Identify all lines in the data containing the string "circle". Copy them out.
— start RECORDS FOR THE EXERCISE —
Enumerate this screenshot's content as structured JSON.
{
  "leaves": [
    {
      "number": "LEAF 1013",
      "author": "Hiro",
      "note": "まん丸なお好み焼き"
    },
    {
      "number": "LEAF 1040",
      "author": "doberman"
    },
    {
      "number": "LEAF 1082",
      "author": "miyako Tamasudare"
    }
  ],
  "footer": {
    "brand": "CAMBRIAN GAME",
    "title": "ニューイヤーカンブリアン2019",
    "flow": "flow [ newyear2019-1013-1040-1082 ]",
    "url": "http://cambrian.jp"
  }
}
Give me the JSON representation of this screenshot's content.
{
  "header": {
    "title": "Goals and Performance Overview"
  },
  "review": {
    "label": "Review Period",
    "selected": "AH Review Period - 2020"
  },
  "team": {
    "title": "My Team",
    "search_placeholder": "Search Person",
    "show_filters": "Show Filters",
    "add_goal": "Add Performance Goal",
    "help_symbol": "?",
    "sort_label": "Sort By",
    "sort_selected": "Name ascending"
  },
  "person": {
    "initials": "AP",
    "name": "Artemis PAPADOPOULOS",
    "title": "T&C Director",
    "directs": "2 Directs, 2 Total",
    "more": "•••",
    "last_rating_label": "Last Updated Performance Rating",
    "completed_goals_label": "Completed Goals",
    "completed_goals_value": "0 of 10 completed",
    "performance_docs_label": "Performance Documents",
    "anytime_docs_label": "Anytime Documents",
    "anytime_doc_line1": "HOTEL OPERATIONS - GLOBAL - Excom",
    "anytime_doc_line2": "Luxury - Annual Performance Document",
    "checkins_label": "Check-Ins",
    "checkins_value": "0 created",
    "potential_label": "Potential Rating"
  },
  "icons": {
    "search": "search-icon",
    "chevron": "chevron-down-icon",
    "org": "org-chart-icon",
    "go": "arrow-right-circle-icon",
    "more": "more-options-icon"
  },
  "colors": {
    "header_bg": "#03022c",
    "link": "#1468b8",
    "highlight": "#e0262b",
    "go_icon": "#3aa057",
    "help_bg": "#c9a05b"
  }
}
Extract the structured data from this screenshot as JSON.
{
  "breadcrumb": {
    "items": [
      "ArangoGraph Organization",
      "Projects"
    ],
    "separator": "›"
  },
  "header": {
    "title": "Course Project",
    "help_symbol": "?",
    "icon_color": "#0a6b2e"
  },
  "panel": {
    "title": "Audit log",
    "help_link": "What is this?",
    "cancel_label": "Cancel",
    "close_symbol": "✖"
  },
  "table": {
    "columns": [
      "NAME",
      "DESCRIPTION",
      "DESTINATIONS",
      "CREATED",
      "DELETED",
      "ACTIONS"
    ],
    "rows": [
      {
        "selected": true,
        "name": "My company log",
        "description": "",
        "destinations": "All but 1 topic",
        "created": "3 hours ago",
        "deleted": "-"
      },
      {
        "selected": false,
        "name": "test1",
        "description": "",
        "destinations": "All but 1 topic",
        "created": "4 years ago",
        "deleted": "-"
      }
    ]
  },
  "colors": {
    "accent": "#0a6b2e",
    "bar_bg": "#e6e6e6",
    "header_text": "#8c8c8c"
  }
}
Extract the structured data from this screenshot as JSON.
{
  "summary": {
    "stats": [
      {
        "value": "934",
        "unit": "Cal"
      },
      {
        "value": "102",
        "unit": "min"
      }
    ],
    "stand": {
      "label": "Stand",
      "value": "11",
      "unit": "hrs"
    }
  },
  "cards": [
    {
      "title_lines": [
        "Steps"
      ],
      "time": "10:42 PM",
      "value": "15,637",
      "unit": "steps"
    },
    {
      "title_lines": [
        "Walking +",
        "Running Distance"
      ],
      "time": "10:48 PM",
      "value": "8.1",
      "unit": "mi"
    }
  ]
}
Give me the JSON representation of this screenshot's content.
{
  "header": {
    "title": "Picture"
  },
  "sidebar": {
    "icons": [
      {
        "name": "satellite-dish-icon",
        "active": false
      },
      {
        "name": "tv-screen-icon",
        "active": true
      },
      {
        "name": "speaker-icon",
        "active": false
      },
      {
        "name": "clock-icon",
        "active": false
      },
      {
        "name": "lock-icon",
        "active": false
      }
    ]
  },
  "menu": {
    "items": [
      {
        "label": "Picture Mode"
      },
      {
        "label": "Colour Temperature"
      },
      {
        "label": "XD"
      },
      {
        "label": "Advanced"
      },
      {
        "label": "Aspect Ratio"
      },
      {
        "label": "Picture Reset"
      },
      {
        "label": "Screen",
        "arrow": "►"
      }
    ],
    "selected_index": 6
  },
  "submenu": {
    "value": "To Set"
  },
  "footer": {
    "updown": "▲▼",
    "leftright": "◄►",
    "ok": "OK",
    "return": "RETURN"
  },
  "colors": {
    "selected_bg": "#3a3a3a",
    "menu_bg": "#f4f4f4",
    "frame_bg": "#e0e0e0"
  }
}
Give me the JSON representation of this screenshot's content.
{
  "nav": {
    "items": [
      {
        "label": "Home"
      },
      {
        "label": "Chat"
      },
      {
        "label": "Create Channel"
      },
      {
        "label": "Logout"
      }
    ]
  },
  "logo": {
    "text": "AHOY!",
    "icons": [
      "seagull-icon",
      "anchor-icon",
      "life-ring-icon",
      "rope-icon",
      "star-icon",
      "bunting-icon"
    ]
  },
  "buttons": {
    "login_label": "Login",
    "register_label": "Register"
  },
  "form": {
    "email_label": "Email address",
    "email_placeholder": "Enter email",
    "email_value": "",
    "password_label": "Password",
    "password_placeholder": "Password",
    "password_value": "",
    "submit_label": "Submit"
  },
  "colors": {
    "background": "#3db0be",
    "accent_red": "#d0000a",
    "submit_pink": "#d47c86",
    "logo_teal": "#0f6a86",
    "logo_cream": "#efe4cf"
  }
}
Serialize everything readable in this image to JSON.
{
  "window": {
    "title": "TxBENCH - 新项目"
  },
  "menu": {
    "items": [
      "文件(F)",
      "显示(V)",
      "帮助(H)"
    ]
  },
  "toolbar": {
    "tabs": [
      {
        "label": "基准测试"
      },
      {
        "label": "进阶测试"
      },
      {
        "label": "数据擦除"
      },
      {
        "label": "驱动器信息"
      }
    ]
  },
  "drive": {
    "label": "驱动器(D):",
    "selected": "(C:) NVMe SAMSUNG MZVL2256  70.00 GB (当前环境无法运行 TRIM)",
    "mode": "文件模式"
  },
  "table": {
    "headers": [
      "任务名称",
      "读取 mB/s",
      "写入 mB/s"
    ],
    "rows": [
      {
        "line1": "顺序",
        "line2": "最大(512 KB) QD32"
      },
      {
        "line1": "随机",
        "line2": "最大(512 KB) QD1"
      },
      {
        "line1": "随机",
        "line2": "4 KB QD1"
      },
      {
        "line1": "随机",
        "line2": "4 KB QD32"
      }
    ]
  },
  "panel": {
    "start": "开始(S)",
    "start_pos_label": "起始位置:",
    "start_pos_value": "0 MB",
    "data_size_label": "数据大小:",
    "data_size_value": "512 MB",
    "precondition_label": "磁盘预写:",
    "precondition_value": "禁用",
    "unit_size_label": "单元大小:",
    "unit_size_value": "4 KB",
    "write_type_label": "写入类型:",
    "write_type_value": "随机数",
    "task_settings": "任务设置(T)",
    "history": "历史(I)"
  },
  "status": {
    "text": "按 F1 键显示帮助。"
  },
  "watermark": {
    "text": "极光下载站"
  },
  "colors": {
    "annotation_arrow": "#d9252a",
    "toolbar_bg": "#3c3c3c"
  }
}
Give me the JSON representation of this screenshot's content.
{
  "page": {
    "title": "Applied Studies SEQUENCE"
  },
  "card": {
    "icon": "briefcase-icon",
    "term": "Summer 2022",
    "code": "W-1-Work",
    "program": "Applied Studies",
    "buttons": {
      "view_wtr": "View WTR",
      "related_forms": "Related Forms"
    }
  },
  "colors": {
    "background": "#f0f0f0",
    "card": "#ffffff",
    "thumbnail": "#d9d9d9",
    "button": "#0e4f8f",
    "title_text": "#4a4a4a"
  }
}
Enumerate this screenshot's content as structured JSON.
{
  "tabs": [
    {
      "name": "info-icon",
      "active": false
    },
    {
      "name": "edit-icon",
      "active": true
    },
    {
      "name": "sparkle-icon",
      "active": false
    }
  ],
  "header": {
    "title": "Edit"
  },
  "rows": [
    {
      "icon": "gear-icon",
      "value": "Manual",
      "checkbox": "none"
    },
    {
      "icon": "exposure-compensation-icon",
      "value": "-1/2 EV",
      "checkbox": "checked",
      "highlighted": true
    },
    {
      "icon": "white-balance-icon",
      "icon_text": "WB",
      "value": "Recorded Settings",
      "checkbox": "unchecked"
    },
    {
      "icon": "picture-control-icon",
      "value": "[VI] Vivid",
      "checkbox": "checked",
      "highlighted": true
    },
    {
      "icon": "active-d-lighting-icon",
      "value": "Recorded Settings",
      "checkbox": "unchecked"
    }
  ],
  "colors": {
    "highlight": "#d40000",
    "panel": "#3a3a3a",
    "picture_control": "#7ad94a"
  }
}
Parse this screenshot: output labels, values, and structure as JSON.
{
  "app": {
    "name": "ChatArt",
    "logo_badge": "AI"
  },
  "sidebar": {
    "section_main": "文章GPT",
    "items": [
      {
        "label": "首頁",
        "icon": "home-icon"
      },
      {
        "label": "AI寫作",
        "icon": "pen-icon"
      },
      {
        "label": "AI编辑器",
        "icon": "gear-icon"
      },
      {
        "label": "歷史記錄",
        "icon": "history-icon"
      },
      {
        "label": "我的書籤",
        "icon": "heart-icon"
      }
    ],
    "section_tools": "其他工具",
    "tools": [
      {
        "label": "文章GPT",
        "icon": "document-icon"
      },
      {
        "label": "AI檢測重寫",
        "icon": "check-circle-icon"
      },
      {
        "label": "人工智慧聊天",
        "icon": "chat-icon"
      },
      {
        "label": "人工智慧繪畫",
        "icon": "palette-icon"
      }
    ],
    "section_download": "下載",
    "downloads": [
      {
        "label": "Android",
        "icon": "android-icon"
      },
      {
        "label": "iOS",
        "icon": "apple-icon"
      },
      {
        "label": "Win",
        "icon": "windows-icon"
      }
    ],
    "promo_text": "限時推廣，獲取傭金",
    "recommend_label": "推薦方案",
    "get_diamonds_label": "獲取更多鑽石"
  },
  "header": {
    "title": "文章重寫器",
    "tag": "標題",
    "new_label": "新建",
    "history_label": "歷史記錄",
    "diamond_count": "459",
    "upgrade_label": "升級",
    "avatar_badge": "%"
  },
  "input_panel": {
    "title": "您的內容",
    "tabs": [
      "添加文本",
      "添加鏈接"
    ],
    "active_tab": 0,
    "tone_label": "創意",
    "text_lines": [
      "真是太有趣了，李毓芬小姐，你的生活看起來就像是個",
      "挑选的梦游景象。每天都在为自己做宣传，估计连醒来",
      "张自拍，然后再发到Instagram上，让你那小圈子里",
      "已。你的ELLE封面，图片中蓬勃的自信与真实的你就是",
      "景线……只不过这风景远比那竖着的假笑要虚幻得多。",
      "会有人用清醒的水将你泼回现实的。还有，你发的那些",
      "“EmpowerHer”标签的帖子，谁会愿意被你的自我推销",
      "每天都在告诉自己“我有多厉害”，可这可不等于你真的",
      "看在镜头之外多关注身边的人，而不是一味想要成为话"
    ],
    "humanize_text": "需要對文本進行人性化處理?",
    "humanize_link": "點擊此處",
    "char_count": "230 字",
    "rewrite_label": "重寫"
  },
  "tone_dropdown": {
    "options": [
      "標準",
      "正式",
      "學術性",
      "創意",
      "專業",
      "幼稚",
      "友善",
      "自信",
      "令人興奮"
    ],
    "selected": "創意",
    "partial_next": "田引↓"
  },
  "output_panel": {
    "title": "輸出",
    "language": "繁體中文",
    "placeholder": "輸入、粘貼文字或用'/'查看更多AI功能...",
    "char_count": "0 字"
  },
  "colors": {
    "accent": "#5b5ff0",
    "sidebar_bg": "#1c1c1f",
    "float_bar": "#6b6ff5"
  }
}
— end RECORDS FOR THE EXERCISE —
- _EXPECTED ANSWER_
    "go": "arrow-right-circle-icon",
        "icon": "check-circle-icon"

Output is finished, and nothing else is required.